──────── DOCUMENT EXCERPT ────────

In Clojure this function is called completing.

for-each

Run through every item in a transduction for their side effects. Throws away all results and yields t.

(in-package :transducers)
(transduce (map (lambda (n) (format t "~a~%" n))) #'for-each #(1 2 3 4))
T

Sources

Data is pulled in an on-demand fashion from Sources. They can be either finite or infinite in length. A list is an example of a simple Source, but you can also pull from files and endless number generators.

ints, random

Yield all integers, beginning with START and advancing by an optional STEP value which can be positive or negative. If you only want a specific range within the transduction, then use take-while within your transducer chain.

(in-package :transducers)
(transduce (take 10) #'cons (ints 0 :step 2))
(0 2 4 6 8 10 12 14 16 18)

Yield an endless stream of random numbers, based on a given LIMIT.

(in-package :transducers)
(transduce (take 20) #'cons (random 10))
(8 0 5 6 6 2 2 4 2 7 9 2 0 0 2 4 4 9 9 9)
(in-package :transducers)
(transduce (take 5) #'cons (random 1.0))
(0.4115485 0.35940528 0.0056368113 0.31019592 0.4214077)

cycle, repeat, shuffle

Yield the values of a given SEQ endlessly.

(in-package :transducers)

──────── GIVEN INFORMATION ────────

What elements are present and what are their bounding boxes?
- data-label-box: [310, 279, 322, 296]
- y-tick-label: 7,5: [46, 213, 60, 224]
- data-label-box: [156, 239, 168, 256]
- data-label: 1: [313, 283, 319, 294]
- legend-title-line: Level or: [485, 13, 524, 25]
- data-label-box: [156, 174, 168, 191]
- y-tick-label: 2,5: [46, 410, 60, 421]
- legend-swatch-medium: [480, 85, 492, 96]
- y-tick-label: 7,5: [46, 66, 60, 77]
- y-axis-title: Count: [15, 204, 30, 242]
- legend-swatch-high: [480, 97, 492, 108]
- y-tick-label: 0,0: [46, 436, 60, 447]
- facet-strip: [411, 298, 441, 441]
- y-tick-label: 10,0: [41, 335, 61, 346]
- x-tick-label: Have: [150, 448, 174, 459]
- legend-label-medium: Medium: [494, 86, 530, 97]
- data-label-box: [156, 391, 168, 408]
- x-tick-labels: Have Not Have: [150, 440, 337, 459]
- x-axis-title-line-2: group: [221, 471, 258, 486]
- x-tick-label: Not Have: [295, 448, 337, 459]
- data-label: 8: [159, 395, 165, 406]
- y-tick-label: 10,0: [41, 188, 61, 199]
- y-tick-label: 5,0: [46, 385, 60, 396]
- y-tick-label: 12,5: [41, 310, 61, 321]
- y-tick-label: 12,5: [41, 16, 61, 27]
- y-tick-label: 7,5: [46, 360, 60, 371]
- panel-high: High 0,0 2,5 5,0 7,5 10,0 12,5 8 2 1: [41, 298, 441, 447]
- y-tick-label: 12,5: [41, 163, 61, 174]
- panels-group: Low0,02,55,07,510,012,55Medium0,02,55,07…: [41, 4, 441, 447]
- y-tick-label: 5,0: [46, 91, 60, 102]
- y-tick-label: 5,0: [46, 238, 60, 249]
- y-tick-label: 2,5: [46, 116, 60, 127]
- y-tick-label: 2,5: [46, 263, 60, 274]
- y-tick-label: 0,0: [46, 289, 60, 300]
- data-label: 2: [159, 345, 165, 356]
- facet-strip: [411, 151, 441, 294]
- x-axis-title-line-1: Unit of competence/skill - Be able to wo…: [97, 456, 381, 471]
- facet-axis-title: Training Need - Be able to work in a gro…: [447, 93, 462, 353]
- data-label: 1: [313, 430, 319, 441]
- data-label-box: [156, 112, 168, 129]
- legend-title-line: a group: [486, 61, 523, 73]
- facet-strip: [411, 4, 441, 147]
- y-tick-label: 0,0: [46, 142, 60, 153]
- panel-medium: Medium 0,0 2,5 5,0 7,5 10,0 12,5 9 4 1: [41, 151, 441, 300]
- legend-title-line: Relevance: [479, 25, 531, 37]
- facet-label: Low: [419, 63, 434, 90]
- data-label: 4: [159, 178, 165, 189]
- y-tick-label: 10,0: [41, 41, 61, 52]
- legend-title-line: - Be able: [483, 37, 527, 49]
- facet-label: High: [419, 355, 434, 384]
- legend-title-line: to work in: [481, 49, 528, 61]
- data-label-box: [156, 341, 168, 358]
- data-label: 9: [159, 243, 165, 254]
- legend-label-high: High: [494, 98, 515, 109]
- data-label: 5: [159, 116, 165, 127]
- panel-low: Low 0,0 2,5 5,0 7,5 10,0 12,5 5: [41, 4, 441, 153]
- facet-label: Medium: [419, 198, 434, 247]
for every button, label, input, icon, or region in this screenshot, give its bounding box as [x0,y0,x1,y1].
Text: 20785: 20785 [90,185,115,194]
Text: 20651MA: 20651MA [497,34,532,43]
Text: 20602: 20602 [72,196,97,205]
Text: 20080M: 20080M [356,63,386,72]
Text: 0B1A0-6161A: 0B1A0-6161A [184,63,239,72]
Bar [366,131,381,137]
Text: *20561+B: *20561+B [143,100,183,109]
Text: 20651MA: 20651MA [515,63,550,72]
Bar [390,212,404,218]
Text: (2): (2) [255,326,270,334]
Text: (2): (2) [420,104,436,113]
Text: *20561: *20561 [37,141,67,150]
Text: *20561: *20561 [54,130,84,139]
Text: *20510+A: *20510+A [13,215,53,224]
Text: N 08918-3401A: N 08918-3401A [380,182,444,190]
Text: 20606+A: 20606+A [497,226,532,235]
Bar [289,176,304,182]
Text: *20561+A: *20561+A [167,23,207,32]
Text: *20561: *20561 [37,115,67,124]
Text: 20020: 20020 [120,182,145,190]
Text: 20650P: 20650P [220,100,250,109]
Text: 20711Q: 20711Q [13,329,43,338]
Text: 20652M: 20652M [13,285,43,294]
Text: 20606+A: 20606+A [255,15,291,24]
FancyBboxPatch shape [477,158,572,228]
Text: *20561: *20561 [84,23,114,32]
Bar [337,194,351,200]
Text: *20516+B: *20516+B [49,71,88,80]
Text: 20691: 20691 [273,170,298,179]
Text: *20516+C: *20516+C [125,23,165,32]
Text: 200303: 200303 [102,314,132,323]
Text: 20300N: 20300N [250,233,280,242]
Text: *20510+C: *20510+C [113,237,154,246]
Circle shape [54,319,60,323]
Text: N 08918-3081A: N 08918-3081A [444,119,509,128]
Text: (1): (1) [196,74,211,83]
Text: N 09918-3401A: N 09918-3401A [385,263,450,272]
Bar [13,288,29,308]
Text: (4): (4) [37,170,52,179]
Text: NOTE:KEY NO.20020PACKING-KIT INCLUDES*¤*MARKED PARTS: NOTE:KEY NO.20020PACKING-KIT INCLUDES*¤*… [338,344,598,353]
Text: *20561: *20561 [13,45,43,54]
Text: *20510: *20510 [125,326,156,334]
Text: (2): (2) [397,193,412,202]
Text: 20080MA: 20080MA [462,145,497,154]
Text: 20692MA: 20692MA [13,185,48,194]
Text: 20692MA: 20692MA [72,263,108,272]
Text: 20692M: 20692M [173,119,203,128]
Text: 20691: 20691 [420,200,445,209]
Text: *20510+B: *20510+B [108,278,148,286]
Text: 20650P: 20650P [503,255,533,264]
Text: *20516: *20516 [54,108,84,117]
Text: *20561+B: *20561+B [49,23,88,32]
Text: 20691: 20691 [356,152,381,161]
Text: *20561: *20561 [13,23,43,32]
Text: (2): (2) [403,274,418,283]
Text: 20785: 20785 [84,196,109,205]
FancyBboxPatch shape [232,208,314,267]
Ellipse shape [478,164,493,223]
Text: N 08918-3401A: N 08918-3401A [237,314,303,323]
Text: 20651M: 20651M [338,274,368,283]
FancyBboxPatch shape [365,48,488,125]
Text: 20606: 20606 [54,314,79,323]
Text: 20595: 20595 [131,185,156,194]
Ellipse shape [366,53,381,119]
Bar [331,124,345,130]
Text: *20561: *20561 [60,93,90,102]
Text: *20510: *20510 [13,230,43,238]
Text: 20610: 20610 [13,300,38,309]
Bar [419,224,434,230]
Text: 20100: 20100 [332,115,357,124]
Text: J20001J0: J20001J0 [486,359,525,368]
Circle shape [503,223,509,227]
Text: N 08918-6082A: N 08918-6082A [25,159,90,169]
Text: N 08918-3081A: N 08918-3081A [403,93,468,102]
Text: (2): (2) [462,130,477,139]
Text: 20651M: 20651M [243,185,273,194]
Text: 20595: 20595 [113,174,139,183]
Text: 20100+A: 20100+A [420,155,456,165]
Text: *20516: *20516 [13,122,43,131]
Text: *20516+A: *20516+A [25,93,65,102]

────────

[TASKS FOR THIS EXERCISE]
- 1) Answer these from the transducers documentation:
(a) What value does for-each yield?
(b) What does the documentation name as an example of a simple Source?
(c) What should be used within the transducer chain to get only a specific range of integers?
- 2) Return the passage of the transducers documentation from "Yield an endless" to "2 4 4 9 9 9)", copied word for word.
The lines have no connection to the transducers documentation.

[FINAL ANSWERS]
- 1)
(a) t
(b) A list
(c) take-while

- 2)
Yield an endless stream of random numbers, based on a given LIMIT.

(in-package :transducers)
(transduce (take 20) #'cons (random 10))
(8 0 5 6 6 2 2 4 2 7 9 2 0 0 2 4 4 9 9 9)